Extracted records:

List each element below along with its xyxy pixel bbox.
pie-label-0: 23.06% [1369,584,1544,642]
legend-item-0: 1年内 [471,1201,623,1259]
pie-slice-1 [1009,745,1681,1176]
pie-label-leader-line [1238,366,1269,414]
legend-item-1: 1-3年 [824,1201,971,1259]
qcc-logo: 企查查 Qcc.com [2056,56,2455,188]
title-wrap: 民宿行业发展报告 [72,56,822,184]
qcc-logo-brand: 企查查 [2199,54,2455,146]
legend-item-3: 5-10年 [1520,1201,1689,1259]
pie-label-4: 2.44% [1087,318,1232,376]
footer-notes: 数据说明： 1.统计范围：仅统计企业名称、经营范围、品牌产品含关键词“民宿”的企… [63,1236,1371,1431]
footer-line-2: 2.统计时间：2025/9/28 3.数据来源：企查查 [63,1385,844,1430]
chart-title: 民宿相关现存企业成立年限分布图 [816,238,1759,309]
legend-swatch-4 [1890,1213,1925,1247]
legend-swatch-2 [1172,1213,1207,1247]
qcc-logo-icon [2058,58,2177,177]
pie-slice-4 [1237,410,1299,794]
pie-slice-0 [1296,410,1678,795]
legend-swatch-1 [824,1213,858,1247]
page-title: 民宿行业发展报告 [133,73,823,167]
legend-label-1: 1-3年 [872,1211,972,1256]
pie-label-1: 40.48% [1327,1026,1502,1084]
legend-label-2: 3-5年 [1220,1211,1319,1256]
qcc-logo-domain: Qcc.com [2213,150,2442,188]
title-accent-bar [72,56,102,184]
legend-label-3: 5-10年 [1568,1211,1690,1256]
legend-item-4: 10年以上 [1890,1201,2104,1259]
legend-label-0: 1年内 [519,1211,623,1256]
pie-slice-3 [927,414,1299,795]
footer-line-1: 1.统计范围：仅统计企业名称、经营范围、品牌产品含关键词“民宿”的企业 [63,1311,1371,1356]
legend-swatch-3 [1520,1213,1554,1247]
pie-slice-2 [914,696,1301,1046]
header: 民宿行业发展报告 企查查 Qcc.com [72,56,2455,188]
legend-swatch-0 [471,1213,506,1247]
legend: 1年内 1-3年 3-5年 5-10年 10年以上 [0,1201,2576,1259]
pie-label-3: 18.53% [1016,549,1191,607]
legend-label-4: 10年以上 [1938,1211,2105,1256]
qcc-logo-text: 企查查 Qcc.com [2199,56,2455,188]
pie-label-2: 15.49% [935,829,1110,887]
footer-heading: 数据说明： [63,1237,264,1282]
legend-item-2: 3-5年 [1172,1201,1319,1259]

WHAT YOU ARE ASKED TO DO: Retype every line of the records above, character for character, with nothing changed, added, or left out.

SOLUTION TO THIS PROBLEM:
List each element below along with its xyxy pixel bbox.
pie-label-0: 23.06% [1369,584,1544,642]
legend-item-0: 1年内 [471,1201,623,1259]
pie-slice-1 [1009,745,1681,1176]
pie-label-leader-line [1238,366,1269,414]
legend-item-1: 1-3年 [824,1201,971,1259]
qcc-logo: 企查查 Qcc.com [2056,56,2455,188]
title-wrap: 民宿行业发展报告 [72,56,822,184]
qcc-logo-brand: 企查查 [2199,54,2455,146]
legend-item-3: 5-10年 [1520,1201,1689,1259]
pie-label-4: 2.44% [1087,318,1232,376]
footer-notes: 数据说明： 1.统计范围：仅统计企业名称、经营范围、品牌产品含关键词“民宿”的企… [63,1236,1371,1431]
footer-line-2: 2.统计时间：2025/9/28 3.数据来源：企查查 [63,1385,844,1430]
chart-title: 民宿相关现存企业成立年限分布图 [816,238,1759,309]
legend-swatch-4 [1890,1213,1925,1247]
legend-swatch-2 [1172,1213,1207,1247]
qcc-logo-icon [2058,58,2177,177]
pie-slice-4 [1237,410,1299,794]
pie-slice-0 [1296,410,1678,795]
legend-swatch-1 [824,1213,858,1247]
page-title: 民宿行业发展报告 [133,73,823,167]
legend-label-1: 1-3年 [872,1211,972,1256]
pie-label-1: 40.48% [1327,1026,1502,1084]
legend-label-2: 3-5年 [1220,1211,1319,1256]
qcc-logo-domain: Qcc.com [2213,150,2442,188]
title-accent-bar [72,56,102,184]
legend-label-3: 5-10年 [1568,1211,1690,1256]
legend-item-4: 10年以上 [1890,1201,2104,1259]
legend-label-0: 1年内 [519,1211,623,1256]
pie-slice-3 [927,414,1299,795]
footer-line-1: 1.统计范围：仅统计企业名称、经营范围、品牌产品含关键词“民宿”的企业 [63,1311,1371,1356]
legend-swatch-3 [1520,1213,1554,1247]
pie-slice-2 [914,696,1301,1046]
header: 民宿行业发展报告 企查查 Qcc.com [72,56,2455,188]
legend-swatch-0 [471,1213,506,1247]
legend: 1年内 1-3年 3-5年 5-10年 10年以上 [0,1201,2576,1259]
pie-label-3: 18.53% [1016,549,1191,607]
legend-label-4: 10年以上 [1938,1211,2105,1256]
qcc-logo-text: 企查查 Qcc.com [2199,56,2455,188]
pie-label-2: 15.49% [935,829,1110,887]
footer-heading: 数据说明： [63,1237,264,1282]
legend-item-2: 3-5年 [1172,1201,1319,1259]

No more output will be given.